# [EXERCISE BRIEF]
Copy every line in the records below that contains the word "CaCl".
# Start of EXERCISE INPUT
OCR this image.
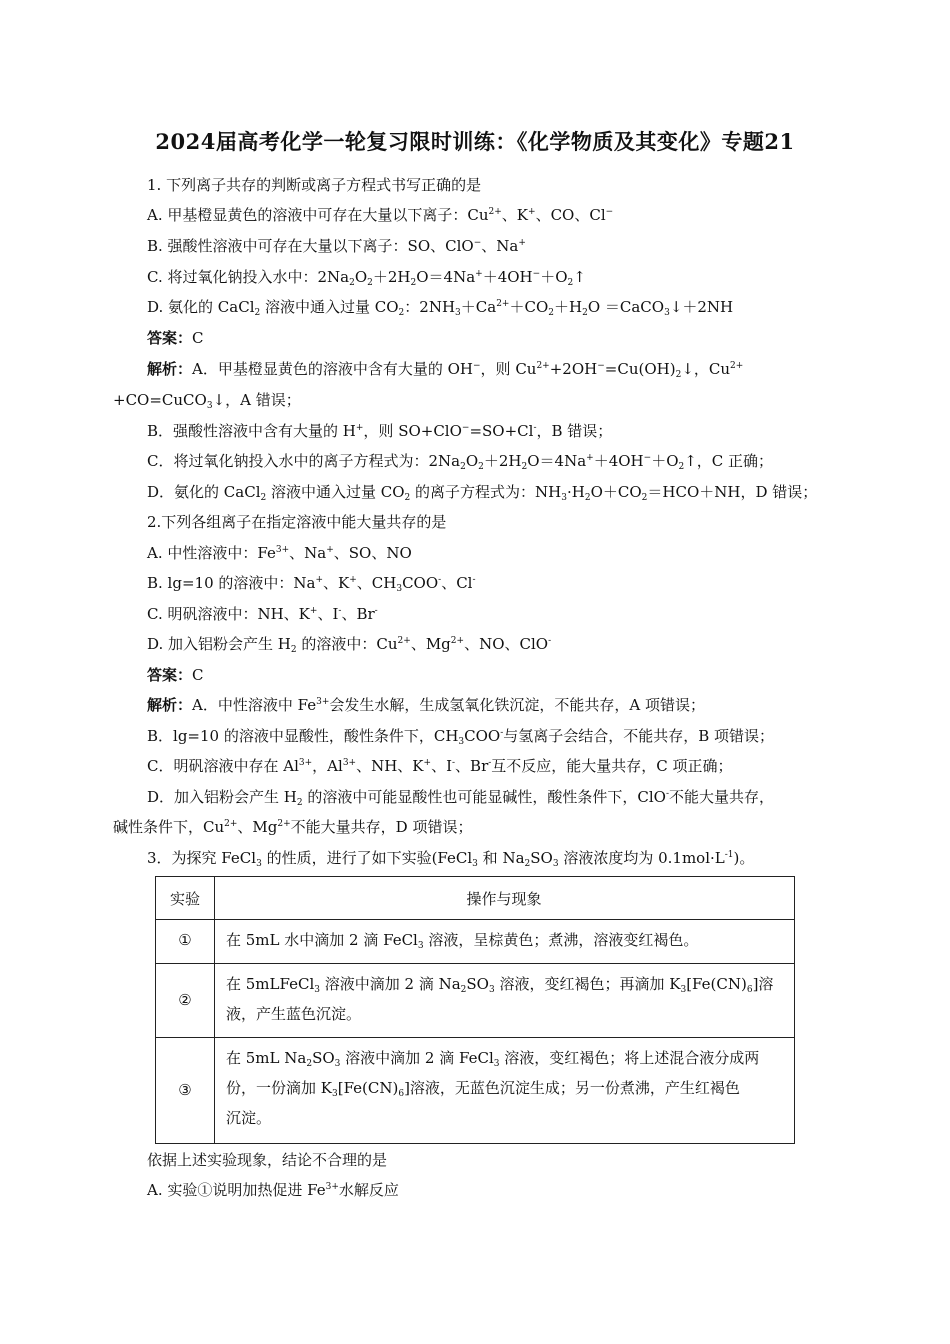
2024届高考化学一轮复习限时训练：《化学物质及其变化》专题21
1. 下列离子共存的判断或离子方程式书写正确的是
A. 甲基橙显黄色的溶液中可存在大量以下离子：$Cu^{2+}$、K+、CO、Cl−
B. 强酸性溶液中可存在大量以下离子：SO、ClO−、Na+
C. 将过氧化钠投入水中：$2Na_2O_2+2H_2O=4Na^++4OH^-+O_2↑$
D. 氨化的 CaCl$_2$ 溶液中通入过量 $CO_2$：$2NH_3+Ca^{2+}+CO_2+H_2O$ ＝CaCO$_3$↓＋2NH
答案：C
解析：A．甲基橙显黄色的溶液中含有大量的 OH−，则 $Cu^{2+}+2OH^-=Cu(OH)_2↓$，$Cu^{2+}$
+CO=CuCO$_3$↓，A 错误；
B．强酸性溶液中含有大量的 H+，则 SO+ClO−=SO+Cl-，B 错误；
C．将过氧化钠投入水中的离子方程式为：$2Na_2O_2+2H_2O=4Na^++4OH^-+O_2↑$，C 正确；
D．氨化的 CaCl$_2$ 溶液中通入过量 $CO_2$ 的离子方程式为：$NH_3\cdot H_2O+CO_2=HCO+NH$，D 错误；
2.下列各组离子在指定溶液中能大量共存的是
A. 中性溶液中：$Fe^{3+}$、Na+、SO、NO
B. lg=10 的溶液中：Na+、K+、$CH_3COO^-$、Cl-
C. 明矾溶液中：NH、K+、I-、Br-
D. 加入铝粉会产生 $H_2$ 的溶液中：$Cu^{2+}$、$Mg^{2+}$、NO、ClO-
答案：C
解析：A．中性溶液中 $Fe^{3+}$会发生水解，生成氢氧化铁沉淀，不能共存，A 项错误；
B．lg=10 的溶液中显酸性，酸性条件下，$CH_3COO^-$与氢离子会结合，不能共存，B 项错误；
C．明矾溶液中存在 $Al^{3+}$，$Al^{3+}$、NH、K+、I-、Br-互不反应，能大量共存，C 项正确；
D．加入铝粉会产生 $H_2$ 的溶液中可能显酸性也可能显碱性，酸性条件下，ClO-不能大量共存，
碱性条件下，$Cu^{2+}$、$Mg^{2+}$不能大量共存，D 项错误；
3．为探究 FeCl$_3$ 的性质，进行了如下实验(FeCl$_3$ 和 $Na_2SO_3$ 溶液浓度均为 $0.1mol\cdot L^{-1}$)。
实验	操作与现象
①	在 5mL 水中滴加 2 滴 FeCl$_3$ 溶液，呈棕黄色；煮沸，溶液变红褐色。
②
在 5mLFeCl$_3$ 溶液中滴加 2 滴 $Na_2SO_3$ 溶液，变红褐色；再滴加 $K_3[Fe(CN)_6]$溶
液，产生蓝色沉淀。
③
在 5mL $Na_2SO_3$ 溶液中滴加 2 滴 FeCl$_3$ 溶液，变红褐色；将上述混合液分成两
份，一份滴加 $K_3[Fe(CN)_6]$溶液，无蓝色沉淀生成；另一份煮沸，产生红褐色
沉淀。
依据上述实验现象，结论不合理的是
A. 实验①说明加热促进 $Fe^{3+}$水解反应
# End of EXERCISE INPUT
# Start of EXERCISE INPUT
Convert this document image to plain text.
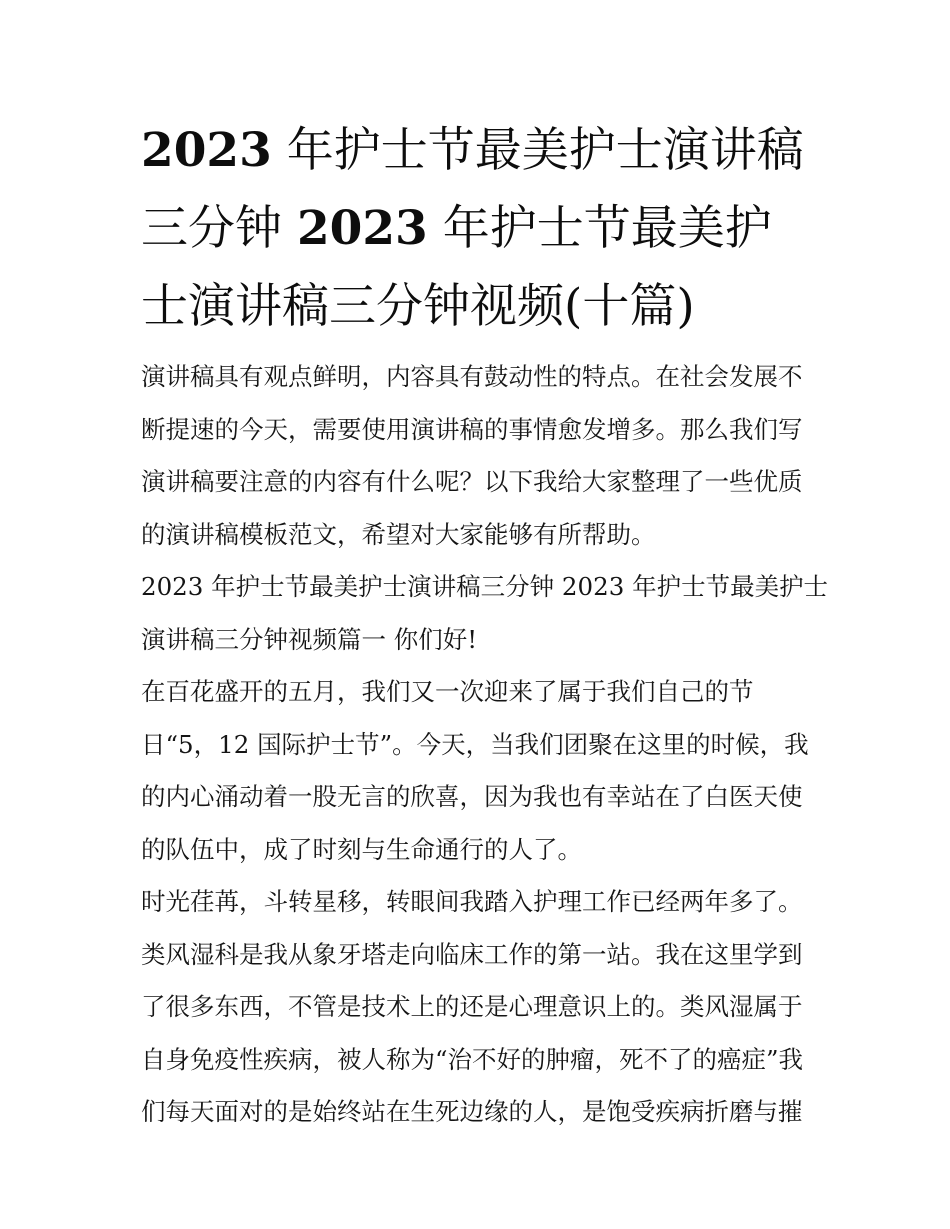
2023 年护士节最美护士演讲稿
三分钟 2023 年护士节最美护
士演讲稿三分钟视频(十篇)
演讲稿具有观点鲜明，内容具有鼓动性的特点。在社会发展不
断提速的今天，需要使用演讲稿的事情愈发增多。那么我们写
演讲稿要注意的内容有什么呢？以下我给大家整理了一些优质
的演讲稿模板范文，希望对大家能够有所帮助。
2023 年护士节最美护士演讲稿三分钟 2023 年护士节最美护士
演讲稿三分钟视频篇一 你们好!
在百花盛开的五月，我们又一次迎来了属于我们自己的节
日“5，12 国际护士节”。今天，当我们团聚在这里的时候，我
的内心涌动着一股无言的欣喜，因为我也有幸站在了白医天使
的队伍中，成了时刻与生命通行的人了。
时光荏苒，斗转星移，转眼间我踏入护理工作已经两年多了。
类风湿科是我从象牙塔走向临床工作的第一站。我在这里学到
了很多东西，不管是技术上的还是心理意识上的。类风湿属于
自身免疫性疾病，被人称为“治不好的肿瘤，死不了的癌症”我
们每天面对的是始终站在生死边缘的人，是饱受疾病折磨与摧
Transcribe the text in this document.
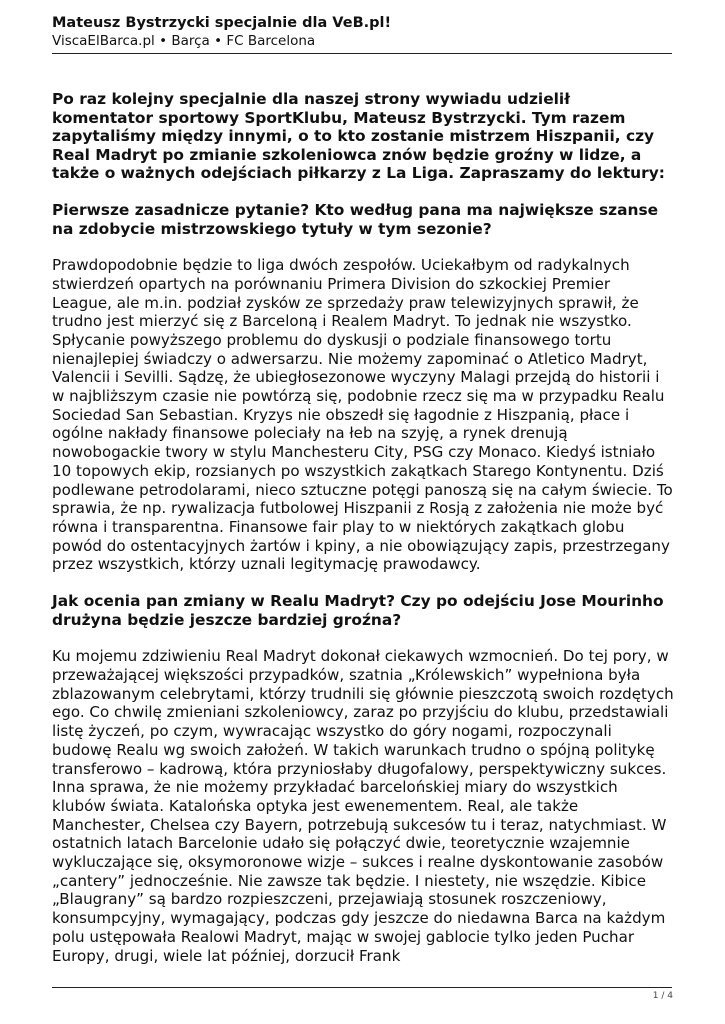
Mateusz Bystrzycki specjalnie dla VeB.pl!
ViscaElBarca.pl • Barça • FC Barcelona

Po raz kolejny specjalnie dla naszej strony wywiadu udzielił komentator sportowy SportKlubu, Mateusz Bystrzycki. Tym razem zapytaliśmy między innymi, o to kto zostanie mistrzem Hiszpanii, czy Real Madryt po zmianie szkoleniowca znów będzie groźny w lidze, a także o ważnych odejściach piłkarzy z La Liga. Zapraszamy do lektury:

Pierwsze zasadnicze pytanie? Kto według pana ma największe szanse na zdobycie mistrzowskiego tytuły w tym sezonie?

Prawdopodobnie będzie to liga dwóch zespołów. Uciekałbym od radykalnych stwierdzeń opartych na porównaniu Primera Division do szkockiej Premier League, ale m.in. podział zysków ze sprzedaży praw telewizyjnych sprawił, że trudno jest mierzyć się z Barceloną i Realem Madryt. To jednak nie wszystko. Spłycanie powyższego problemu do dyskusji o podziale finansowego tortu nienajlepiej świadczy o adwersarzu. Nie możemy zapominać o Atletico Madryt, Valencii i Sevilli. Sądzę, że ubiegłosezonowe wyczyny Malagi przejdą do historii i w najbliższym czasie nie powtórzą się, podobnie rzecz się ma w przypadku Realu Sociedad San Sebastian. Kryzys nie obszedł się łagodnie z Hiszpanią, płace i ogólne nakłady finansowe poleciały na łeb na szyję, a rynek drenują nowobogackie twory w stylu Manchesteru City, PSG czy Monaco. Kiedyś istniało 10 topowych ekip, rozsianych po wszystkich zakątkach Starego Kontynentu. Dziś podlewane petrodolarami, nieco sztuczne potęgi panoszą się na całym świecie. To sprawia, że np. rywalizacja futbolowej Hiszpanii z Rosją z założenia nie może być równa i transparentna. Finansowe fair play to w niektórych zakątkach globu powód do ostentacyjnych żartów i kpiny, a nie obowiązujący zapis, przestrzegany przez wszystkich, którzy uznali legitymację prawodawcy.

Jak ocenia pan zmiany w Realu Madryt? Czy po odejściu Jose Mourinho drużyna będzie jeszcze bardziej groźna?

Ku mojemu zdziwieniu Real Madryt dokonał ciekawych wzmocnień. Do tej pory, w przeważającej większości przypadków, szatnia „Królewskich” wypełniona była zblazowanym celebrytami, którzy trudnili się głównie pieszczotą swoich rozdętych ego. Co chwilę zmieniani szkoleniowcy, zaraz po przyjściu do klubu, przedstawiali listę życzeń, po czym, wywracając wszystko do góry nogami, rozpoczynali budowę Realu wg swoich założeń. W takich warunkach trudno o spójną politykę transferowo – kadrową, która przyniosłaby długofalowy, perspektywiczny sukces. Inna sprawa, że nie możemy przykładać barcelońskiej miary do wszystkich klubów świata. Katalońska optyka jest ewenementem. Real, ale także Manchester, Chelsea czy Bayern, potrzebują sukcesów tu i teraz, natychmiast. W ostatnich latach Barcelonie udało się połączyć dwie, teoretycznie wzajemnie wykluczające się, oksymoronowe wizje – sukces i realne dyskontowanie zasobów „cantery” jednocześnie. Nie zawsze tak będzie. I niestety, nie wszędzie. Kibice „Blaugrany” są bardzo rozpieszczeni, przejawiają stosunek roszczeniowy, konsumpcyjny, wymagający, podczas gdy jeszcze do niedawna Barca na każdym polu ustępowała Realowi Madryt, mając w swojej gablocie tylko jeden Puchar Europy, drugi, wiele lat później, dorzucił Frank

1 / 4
# End of EXERCISE INPUT
# [COMPLETED TASK]
D. 氨化的 CaCl$_2$ 溶液中通入过量 $CO_2$：$2NH_3+Ca^{2+}+CO_2+H_2O$ ＝CaCO$_3$↓＋2NH
D．氨化的 CaCl$_2$ 溶液中通入过量 $CO_2$ 的离子方程式为：$NH_3\cdot H_2O+CO_2=HCO+NH$，D 错误；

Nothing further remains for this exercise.